PROBLEM TO SOLVE:
Sift the listing for lines that hold the string "Which" and pull them out.

Saved entries:
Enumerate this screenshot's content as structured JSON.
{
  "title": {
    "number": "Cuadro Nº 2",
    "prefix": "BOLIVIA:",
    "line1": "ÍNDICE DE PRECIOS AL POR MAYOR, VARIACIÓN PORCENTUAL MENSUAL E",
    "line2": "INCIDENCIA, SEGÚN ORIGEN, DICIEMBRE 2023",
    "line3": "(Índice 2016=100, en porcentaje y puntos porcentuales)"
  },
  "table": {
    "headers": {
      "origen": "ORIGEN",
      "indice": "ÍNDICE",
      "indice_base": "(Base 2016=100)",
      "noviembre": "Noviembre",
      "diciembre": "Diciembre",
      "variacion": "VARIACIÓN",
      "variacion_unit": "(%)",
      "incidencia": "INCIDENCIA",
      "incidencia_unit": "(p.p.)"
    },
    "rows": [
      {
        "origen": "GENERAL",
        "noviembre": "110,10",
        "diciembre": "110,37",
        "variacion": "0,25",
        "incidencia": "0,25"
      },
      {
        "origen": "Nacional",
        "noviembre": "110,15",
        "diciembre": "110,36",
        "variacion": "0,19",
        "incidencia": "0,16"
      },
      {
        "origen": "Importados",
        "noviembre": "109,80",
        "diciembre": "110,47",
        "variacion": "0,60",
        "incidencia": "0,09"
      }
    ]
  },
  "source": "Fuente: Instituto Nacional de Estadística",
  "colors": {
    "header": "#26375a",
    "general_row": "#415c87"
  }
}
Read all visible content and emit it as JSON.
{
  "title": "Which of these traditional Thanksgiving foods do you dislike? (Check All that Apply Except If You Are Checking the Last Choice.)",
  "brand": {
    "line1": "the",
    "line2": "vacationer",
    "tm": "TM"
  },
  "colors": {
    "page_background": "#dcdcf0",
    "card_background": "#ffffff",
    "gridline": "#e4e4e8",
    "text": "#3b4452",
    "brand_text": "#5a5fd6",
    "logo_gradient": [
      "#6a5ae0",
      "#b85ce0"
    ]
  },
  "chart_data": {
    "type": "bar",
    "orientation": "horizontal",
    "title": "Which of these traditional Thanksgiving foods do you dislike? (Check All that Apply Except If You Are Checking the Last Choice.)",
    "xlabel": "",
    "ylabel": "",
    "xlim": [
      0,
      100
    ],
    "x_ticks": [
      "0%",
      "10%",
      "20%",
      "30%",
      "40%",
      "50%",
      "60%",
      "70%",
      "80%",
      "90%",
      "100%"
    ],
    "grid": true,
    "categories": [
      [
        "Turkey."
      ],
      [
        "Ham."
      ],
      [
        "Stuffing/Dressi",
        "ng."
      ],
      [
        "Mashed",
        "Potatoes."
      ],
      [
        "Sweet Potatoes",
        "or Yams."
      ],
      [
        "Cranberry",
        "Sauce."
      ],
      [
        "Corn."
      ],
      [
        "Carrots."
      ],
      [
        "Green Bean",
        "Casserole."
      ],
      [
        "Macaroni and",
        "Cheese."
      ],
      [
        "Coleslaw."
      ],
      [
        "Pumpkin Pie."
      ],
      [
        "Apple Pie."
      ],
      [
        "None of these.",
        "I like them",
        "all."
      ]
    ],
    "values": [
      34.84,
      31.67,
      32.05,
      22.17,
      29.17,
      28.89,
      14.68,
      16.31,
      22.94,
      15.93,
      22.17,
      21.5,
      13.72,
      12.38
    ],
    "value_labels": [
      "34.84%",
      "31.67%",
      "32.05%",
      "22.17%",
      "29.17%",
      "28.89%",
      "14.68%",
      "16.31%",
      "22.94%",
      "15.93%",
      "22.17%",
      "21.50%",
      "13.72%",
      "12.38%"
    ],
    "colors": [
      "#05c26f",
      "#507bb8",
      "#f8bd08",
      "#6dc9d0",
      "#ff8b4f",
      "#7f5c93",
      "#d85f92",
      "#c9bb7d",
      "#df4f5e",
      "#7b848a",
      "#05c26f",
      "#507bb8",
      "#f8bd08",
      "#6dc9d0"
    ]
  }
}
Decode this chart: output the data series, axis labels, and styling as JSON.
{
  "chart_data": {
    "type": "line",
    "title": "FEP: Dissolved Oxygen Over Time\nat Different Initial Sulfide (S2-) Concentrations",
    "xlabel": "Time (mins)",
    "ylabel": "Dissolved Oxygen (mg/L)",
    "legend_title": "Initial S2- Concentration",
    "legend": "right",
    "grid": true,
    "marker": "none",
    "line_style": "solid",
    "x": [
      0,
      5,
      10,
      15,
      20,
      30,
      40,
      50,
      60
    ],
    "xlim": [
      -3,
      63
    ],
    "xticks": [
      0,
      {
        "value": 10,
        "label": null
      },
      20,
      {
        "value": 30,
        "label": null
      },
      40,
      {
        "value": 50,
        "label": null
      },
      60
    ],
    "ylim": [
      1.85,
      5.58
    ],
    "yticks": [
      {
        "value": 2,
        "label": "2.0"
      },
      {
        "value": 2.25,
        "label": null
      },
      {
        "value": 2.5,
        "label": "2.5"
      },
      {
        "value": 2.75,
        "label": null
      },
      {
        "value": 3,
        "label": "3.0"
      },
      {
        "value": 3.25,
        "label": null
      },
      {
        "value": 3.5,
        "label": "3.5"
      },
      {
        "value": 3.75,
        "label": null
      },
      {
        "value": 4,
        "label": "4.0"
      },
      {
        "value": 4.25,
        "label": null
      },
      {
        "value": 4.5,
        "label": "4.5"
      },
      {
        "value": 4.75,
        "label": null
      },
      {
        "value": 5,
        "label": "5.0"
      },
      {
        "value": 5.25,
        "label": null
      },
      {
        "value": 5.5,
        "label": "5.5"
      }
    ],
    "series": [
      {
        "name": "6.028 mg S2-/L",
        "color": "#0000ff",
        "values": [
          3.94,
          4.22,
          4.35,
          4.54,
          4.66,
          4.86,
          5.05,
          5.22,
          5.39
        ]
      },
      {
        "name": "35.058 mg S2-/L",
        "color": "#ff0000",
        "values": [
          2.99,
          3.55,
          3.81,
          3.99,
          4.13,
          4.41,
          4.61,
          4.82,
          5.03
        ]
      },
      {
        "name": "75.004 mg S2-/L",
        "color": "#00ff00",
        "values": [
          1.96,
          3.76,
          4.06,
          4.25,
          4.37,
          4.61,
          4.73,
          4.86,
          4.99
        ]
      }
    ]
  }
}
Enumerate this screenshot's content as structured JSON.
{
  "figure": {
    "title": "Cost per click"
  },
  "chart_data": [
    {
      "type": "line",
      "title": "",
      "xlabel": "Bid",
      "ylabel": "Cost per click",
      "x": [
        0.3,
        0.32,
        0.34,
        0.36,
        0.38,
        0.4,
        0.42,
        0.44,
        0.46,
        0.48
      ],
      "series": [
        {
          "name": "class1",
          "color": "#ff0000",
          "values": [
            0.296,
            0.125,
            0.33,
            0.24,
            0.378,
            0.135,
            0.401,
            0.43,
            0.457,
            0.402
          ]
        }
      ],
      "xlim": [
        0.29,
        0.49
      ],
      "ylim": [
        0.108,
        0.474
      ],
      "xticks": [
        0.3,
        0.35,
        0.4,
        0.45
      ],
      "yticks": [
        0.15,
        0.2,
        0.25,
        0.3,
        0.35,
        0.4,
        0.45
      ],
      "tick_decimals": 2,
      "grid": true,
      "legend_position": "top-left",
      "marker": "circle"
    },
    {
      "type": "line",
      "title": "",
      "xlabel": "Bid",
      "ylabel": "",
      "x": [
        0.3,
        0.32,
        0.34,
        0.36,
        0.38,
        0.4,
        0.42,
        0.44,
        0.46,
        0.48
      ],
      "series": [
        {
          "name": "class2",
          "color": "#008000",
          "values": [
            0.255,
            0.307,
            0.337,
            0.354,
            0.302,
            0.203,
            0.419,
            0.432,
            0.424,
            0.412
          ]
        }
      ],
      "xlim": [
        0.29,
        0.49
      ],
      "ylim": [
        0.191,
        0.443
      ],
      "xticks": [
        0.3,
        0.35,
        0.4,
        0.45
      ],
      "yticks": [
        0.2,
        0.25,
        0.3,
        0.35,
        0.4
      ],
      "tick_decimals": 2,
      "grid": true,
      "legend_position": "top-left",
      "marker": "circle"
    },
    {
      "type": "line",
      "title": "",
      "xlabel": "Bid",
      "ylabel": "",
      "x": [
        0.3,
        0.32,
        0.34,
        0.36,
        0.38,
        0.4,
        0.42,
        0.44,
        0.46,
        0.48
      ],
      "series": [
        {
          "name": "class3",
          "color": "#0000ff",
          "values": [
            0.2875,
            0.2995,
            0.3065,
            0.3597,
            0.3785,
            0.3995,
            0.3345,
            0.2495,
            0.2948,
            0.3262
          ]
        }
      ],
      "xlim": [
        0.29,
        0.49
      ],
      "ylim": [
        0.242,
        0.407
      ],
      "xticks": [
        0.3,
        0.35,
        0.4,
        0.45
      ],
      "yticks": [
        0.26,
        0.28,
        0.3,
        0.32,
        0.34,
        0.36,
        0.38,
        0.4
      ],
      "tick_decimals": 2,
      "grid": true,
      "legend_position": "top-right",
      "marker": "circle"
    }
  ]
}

RESPONSE TO THIS EXERCISE:
  "title": "Which of these traditional Thanksgiving foods do you dislike? (Check All that Apply Except If You Are Checking the Last Choice.)",
    "title": "Which of these traditional Thanksgiving foods do you dislike? (Check All that Apply Except If You Are Checking the Last Choice.)",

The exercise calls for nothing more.